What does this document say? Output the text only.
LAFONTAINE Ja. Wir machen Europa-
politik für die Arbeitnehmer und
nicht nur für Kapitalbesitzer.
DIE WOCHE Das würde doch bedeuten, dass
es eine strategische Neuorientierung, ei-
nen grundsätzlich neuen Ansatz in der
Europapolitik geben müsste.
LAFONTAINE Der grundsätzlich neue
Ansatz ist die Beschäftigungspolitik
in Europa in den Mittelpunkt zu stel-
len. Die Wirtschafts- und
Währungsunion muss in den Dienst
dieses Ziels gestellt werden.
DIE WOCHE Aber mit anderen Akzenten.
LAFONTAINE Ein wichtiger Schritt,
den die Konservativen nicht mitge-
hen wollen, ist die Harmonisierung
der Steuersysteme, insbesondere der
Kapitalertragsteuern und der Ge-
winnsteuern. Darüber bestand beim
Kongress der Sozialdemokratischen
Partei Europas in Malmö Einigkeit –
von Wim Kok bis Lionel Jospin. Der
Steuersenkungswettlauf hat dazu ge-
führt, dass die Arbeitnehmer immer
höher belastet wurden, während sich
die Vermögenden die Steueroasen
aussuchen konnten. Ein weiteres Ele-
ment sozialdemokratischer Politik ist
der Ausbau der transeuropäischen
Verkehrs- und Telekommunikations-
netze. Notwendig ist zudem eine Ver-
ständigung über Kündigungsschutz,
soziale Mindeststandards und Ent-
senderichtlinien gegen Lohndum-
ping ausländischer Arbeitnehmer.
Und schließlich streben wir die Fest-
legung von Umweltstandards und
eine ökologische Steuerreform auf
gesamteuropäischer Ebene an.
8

.....

__YOUR INSTRUCTIONS__
Retype all the material above precisely, with no line left out.

__FULL OUTPUT__
What does this document say? Output the text only.
LAFONTAINE Ja. Wir machen Europa-
politik für die Arbeitnehmer und
nicht nur für Kapitalbesitzer.
DIE WOCHE Das würde doch bedeuten, dass
es eine strategische Neuorientierung, ei-
nen grundsätzlich neuen Ansatz in der
Europapolitik geben müsste.
LAFONTAINE Der grundsätzlich neue
Ansatz ist die Beschäftigungspolitik
in Europa in den Mittelpunkt zu stel-
len. Die Wirtschafts- und
Währungsunion muss in den Dienst
dieses Ziels gestellt werden.
DIE WOCHE Aber mit anderen Akzenten.
LAFONTAINE Ein wichtiger Schritt,
den die Konservativen nicht mitge-
hen wollen, ist die Harmonisierung
der Steuersysteme, insbesondere der
Kapitalertragsteuern und der Ge-
winnsteuern. Darüber bestand beim
Kongress der Sozialdemokratischen
Partei Europas in Malmö Einigkeit –
von Wim Kok bis Lionel Jospin. Der
Steuersenkungswettlauf hat dazu ge-
führt, dass die Arbeitnehmer immer
höher belastet wurden, während sich
die Vermögenden die Steueroasen
aussuchen konnten. Ein weiteres Ele-
ment sozialdemokratischer Politik ist
der Ausbau der transeuropäischen
Verkehrs- und Telekommunikations-
netze. Notwendig ist zudem eine Ver-
ständigung über Kündigungsschutz,
soziale Mindeststandards und Ent-
senderichtlinien gegen Lohndum-
ping ausländischer Arbeitnehmer.
Und schließlich streben wir die Fest-
legung von Umweltstandards und
eine ökologische Steuerreform auf
gesamteuropäischer Ebene an.
8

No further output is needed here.